Given problem —
Copy each line of the entries beneath that contains the word "doby".

Records —
/---
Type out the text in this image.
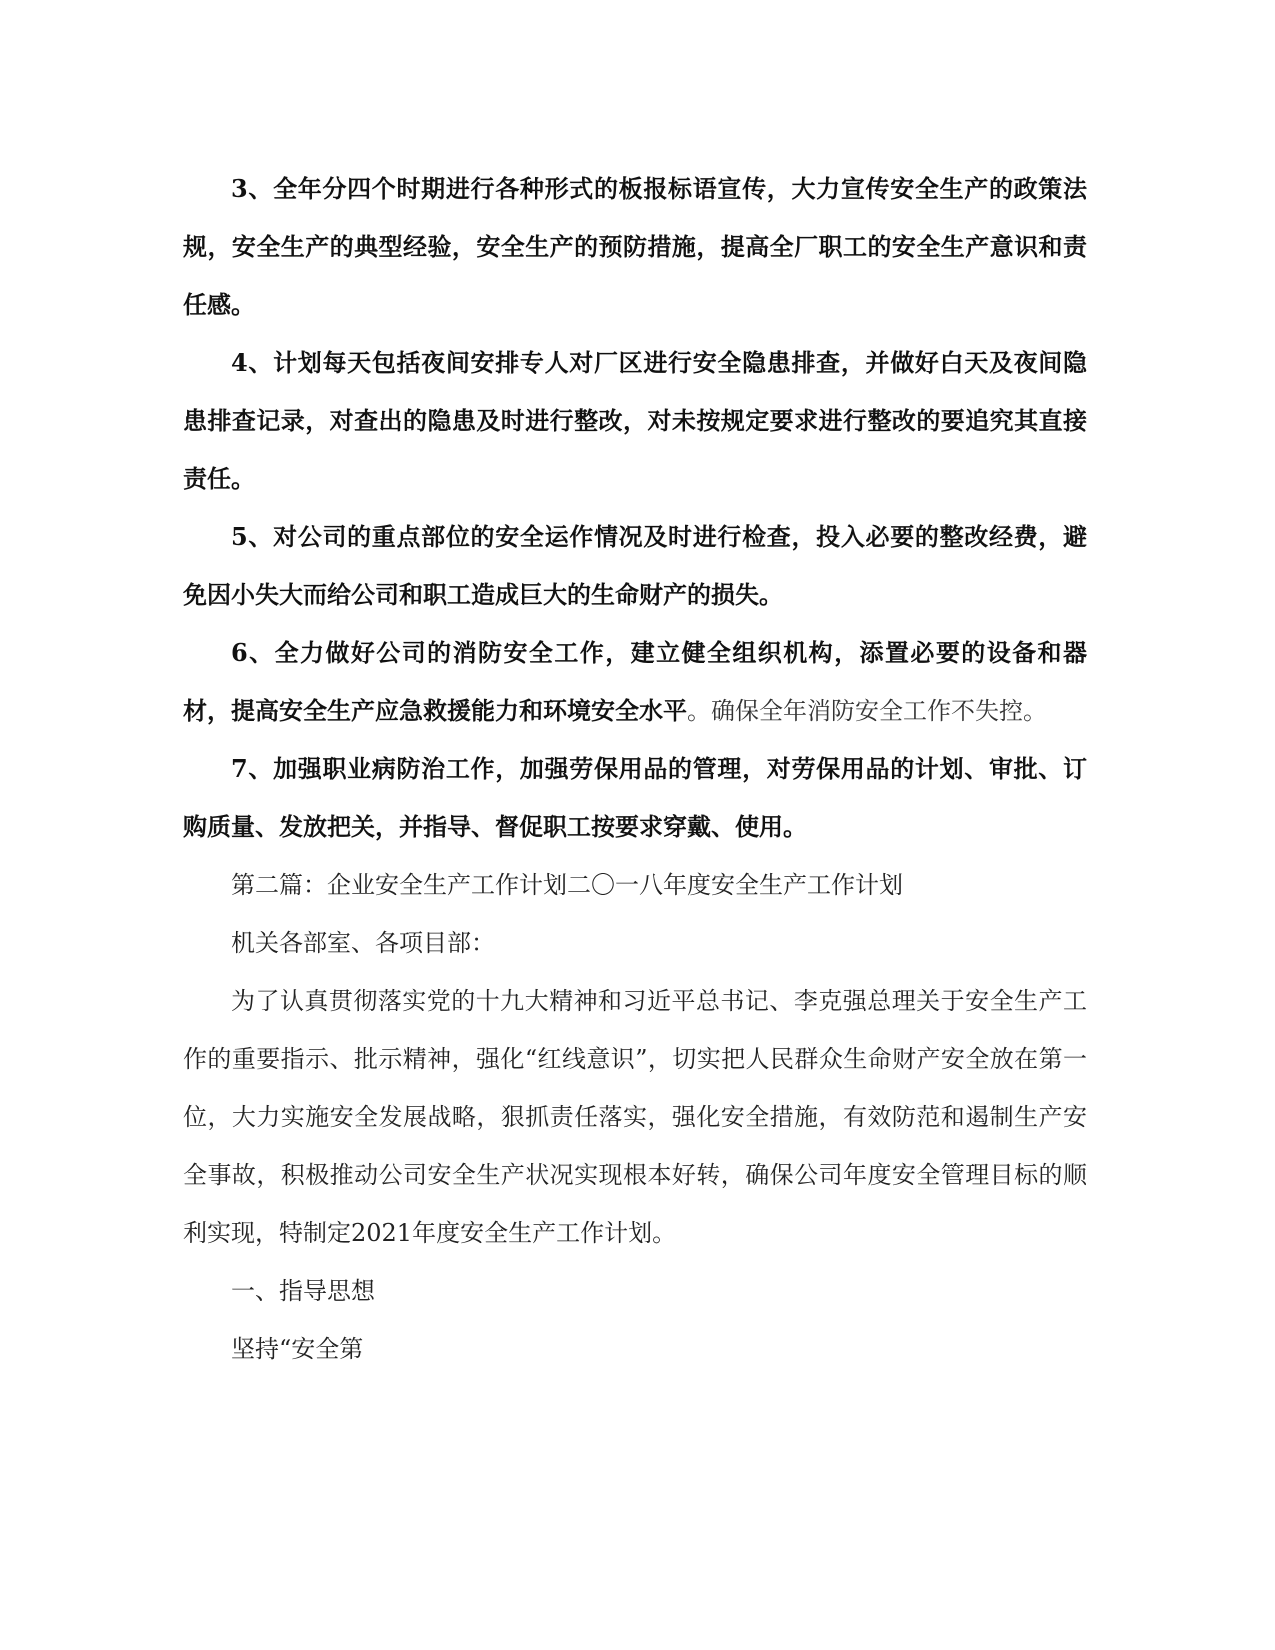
3、全年分四个时期进行各种形式的板报标语宣传，大力宣传安全生产的政策法规，安全生产的典型经验，安全生产的预防措施，提高全厂职工的安全生产意识和责任感。

4、计划每天包括夜间安排专人对厂区进行安全隐患排查，并做好白天及夜间隐患排查记录，对查出的隐患及时进行整改，对未按规定要求进行整改的要追究其直接责任。

5、对公司的重点部位的安全运作情况及时进行检查，投入必要的整改经费，避免因小失大而给公司和职工造成巨大的生命财产的损失。

6、全力做好公司的消防安全工作，建立健全组织机构，添置必要的设备和器材，提高安全生产应急救援能力和环境安全水平。确保全年消防安全工作不失控。

7、加强职业病防治工作，加强劳保用品的管理，对劳保用品的计划、审批、订购质量、发放把关，并指导、督促职工按要求穿戴、使用。

第二篇：企业安全生产工作计划二〇一八年度安全生产工作计划

机关各部室、各项目部：

为了认真贯彻落实党的十九大精神和习近平总书记、李克强总理关于安全生产工作的重要指示、批示精神，强化“红线意识”，切实把人民群众生命财产安全放在第一位，大力实施安全发展战略，狠抓责任落实，强化安全措施，有效防范和遏制生产安全事故，积极推动公司安全生产状况实现根本好转，确保公司年度安全管理目标的顺利实现，特制定2021年度安全生产工作计划。

一、指导思想

坚持“安全第
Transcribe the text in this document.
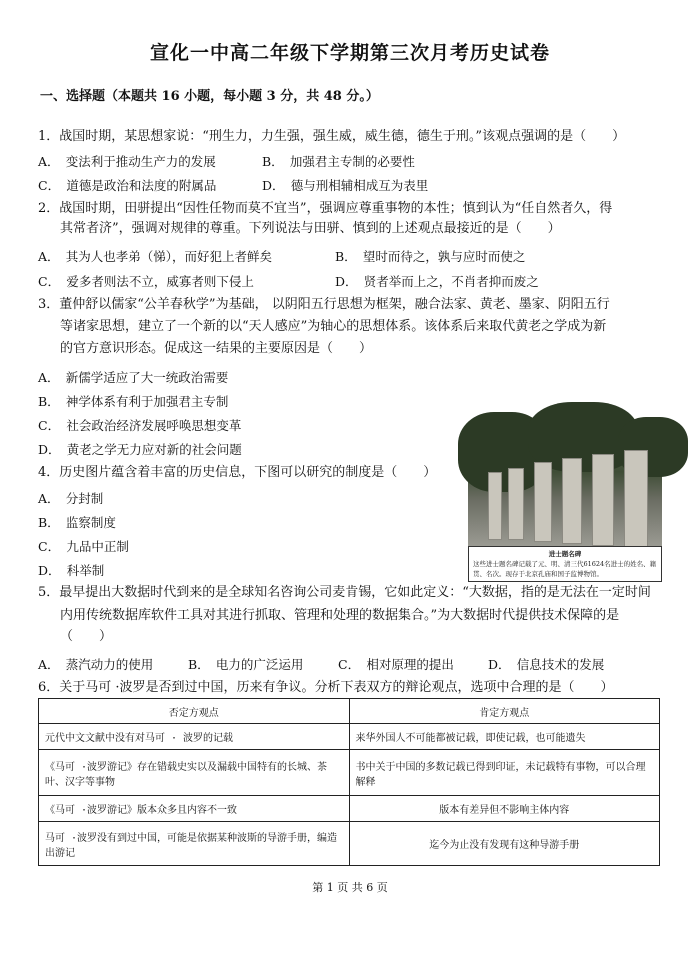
宣化一中高二年级下学期第三次月考历史试卷
一、选择题（本题共 16 小题，每小题 3 分，共 48 分。）
1．战国时期，某思想家说：“刑生力，力生强，强生威，威生德，德生于刑。”该观点强调的是（　　）
A．　变法利于推动生产力的发展	B．　加强君主专制的必要性
C．　道德是政治和法度的附属品	D．　德与刑相辅相成互为表里
2．战国时期，田骈提出“因性任物而莫不宜当”，强调应尊重事物的本性；慎到认为“任自然者久，得
其常者济”，强调对规律的尊重。下列说法与田骈、慎到的上述观点最接近的是（　　）
A．　其为人也孝弟（悌），而好犯上者鲜矣	B．　望时而待之，孰与应时而使之
C．　爱多者则法不立，威寡者则下侵上	D．　贤者举而上之，不肖者抑而废之
3．董仲舒以儒家“公羊春秋学”为基础， 以阴阳五行思想为框架，融合法家、黄老、墨家、阴阳五行
等诸家思想，建立了一个新的以“天人感应”为轴心的思想体系。该体系后来取代黄老之学成为新
的官方意识形态。促成这一结果的主要原因是（　　）
A．　新儒学适应了大一统政治需要
B．　神学体系有利于加强君主专制
C．　社会政治经济发展呼唤思想变革
D．　黄老之学无力应对新的社会问题
4．历史图片蕴含着丰富的历史信息，下图可以研究的制度是（　　）
A．　分封制
B．　监察制度
C．　九品中正制
D．　科举制
进士题名碑
这些进士题名碑记载了元、明、清三代61624名进士的姓名、籍贯、名次。现存于北京孔庙和国子监博物馆。
5．最早提出大数据时代到来的是全球知名咨询公司麦肯锡，它如此定义：“大数据，指的是无法在一定时间
内用传统数据库软件工具对其进行抓取、管理和处理的数据集合。”为大数据时代提供技术保障的是
（　　）
A．　蒸汽动力的使用	B．　电力的广泛运用	C．　相对原理的提出	D．　信息技术的发展
6．关于马可 ·波罗是否到过中国，历来有争议。分析下表双方的辩论观点，选项中合理的是（　　）
否定方观点	肯定方观点
元代中文文献中没有对马可 · 波罗的记载	来华外国人不可能都被记载，即使记载，也可能遗失
《马可 ·波罗游记》存在错载史实以及漏载中国特有的长城、茶叶、汉字等事物	书中关于中国的多数记载已得到印证，未记载特有事物，可以合理解释
《马可 ·波罗游记》版本众多且内容不一致	版本有差异但不影响主体内容
马可 ·波罗没有到过中国，可能是依据某种波斯的导游手册，编造出游记	迄今为止没有发现有这种导游手册
第 1 页 共 6 页
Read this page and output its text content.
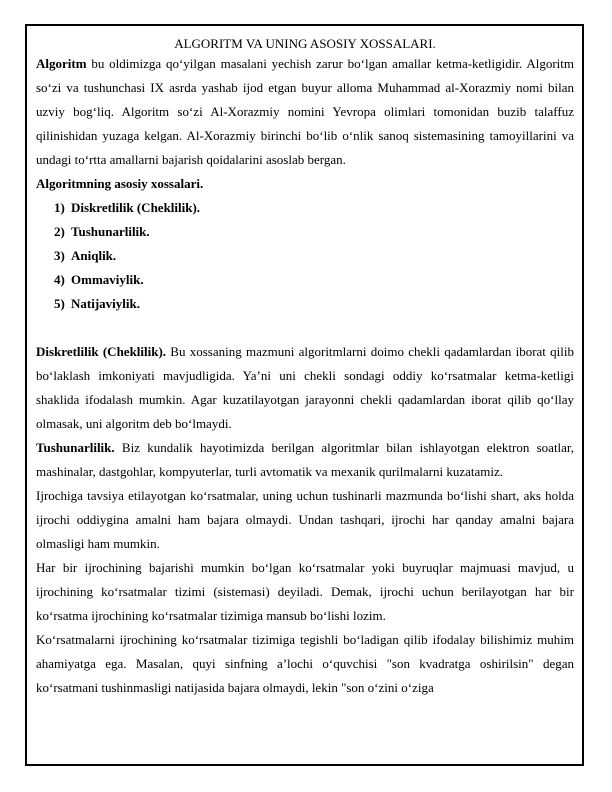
ALGORITM VA UNING ASOSIY XOSSALARI.

Algoritm bu oldimizga qo‘yilgan masalani yechish zarur bo‘lgan amallar ketma-ketligidir. Algoritm so‘zi va tushunchasi IX asrda yashab ijod etgan buyur alloma Muhammad al-Xorazmiy nomi bilan uzviy bog‘liq. Algoritm so‘zi Al-Xorazmiy nomini Yevropa olimlari tomonidan buzib talaffuz qilinishidan yuzaga kelgan. Al-Xorazmiy birinchi bo‘lib o‘nlik sanoq sistemasining tamoyillarini va undagi to‘rtta amallarni bajarish qoidalarini asoslab bergan.

Algoritmning asosiy xossalari.

1) Diskretlilik (Cheklilik).
2) Tushunarlilik.
3) Aniqlik.
4) Ommaviylik.
5) Natijaviylik.

Diskretlilik (Cheklilik). Bu xossaning mazmuni algoritmlarni doimo chekli qadamlardan iborat qilib bo‘laklash imkoniyati mavjudligida. Ya’ni uni chekli sondagi oddiy ko‘rsatmalar ketma-ketligi shaklida ifodalash mumkin. Agar kuzatilayotgan jarayonni chekli qadamlardan iborat qilib qo‘llay olmasak, uni algoritm deb bo‘lmaydi.

Tushunarlilik. Biz kundalik hayotimizda berilgan algoritmlar bilan ishlayotgan elektron soatlar, mashinalar, dastgohlar, kompyuterlar, turli avtomatik va mexanik qurilmalarni kuzatamiz.

Ijrochiga tavsiya etilayotgan ko‘rsatmalar, uning uchun tushinarli mazmunda bo‘lishi shart, aks holda ijrochi oddiygina amalni ham bajara olmaydi. Undan tashqari, ijrochi har qanday amalni bajara olmasligi ham mumkin.

Har bir ijrochining bajarishi mumkin bo‘lgan ko‘rsatmalar yoki buyruqlar majmuasi mavjud, u ijrochining ko‘rsatmalar tizimi (sistemasi) deyiladi. Demak, ijrochi uchun berilayotgan har bir ko‘rsatma ijrochining ko‘rsatmalar tizimiga mansub bo‘lishi lozim.

Ko‘rsatmalarni ijrochining ko‘rsatmalar tizimiga tegishli bo‘ladigan qilib ifodalay bilishimiz muhim ahamiyatga ega. Masalan, quyi sinfning a’lochi o‘quvchisi "son kvadratga oshirilsin" degan ko‘rsatmani tushinmasligi natijasida bajara olmaydi, lekin "son o‘zini o‘ziga
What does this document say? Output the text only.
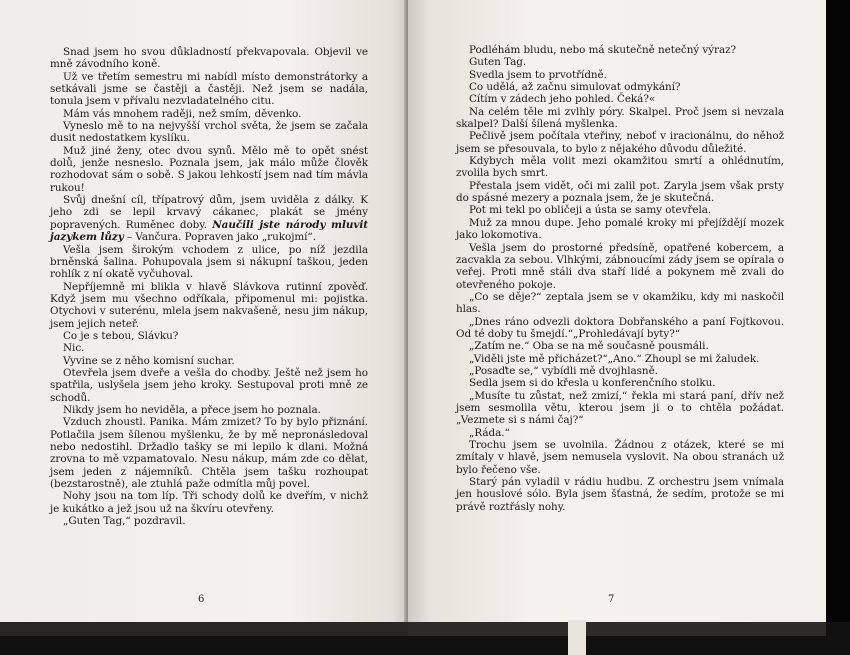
Snad jsem ho svou důkladností překvapovala. Objevil ve mně závodního koně.

Už ve třetím semestru mi nabídl místo demonstrátorky a setkávali jsme se častěji a častěji. Než jsem se nadála, tonula jsem v přívalu nezvladatelného citu.

Mám vás mnohem raději, než smím, děvenko.

Vyneslo mě to na nejvyšší vrchol světa, že jsem se začala dusit nedostatkem kyslíku.

Muž jiné ženy, otec dvou synů. Mělo mě to opět snést dolů, jenže nesneslo. Poznala jsem, jak málo může člověk rozhodovat sám o sobě. S jakou lehkostí jsem nad tím mávla rukou!

Svůj dnešní cíl, třípatrový dům, jsem uviděla z dálky. K jeho zdi se lepil krvavý cákanec, plakát se jmény popravených. Ruměnec doby. Naučili jste národy mluvit jazykem lůzy – Vančura. Popraven jako „rukojmí“.

Vešla jsem širokým vchodem z ulice, po níž jezdila brněnská šalina. Pohupovala jsem si nákupní taškou, jeden rohlík z ní okatě vyčuhoval.

Nepříjemně mi blikla v hlavě Slávkova rutinní zpověď. Když jsem mu všechno odříkala, připomenul mi: pojistka. Otychovi v suterénu, mlela jsem nakvašeně, nesu jim nákup, jsem jejich neteř.

Co je s tebou, Slávku?

Nic.

Vyvine se z něho komisní suchar.

Otevřela jsem dveře a vešla do chodby. Ještě než jsem ho spatřila, uslyšela jsem jeho kroky. Sestupoval proti mně ze schodů.

Nikdy jsem ho neviděla, a přece jsem ho poznala.

Vzduch zhoustl. Panika. Mám zmizet? To by bylo přiznání. Potlačila jsem šílenou myšlenku, že by mě nepronásledoval nebo nedostihl. Držadlo tašky se mi lepilo k dlani. Možná zrovna to mě vzpamatovalo. Nesu nákup, mám zde co dělat, jsem jeden z nájemníků. Chtěla jsem tašku rozhoupat (bezstarostně), ale ztuhlá paže odmítla můj povel.

Nohy jsou na tom líp. Tři schody dolů ke dveřím, v nichž je kukátko a jež jsou už na škvíru otevřeny.

„Guten Tag,“ pozdravil.

6

Podléhám bludu, nebo má skutečně netečný výraz?

Guten Tag.

Svedla jsem to prvotřídně.

Co udělá, až začnu simulovat odmykání?

Cítím v zádech jeho pohled. Čeká?«

Na celém těle mi zvlhly póry. Skalpel. Proč jsem si nevzala skalpel? Další šílená myšlenka.

Pečlivě jsem počítala vteřiny, neboť v iracionálnu, do něhož jsem se přesouvala, to bylo z nějakého důvodu důležité.

Kdybych měla volit mezi okamžitou smrtí a ohlédnutím, zvolila bych smrt.

Přestala jsem vidět, oči mi zalil pot. Zaryla jsem však prsty do spásné mezery a poznala jsem, že je skutečná.

Pot mi tekl po obličeji a ústa se samy otevřela.

Muž za mnou dupe. Jeho pomalé kroky mi přejíždějí mozek jako lokomotiva.

Vešla jsem do prostorné předsíně, opatřené kobercem, a zacvakla za sebou. Vlhkými, zábnoucími zády jsem se opírala o veřej. Proti mně stáli dva staří lidé a pokynem mě zvali do otevřeného pokoje.

„Co se děje?“ zeptala jsem se v okamžiku, kdy mi naskočil hlas.

„Dnes ráno odvezli doktora Dobřanského a paní Fojtkovou. Od té doby tu šmejdí.“„Prohledávají byty?“

„Zatím ne.“ Oba se na mě současně pousmáli.

„Viděli jste mě přicházet?“„Ano.“ Zhoupl se mi žaludek.

„Posaďte se,“ vybídli mě dvojhlasně.

Sedla jsem si do křesla u konferenčního stolku.

„Musíte tu zůstat, než zmizí,“ řekla mi stará paní, dřív než jsem sesmolila větu, kterou jsem ji o to chtěla požádat. „Vezmete si s námi čaj?“

„Ráda.“

Trochu jsem se uvolnila. Žádnou z otázek, které se mi zmítaly v hlavě, jsem nemusela vyslovit. Na obou stranách už bylo řečeno vše.

Starý pán vyladil v rádiu hudbu. Z orchestru jsem vnímala jen houslové sólo. Byla jsem šťastná, že sedím, protože se mi právě roztřásly nohy.

7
\---
Solution to the problem —
Svůj dnešní cíl, třípatrový dům, jsem uviděla z dálky. K jeho zdi se lepil krvavý cákanec, plakát se jmény popravených. Ruměnec doby. Naučili jste národy mluvit jazykem lůzy – Vančura. Popraven jako „rukojmí“.
„Dnes ráno odvezli doktora Dobřanského a paní Fojtkovou. Od té doby tu šmejdí.“„Prohledávají byty?“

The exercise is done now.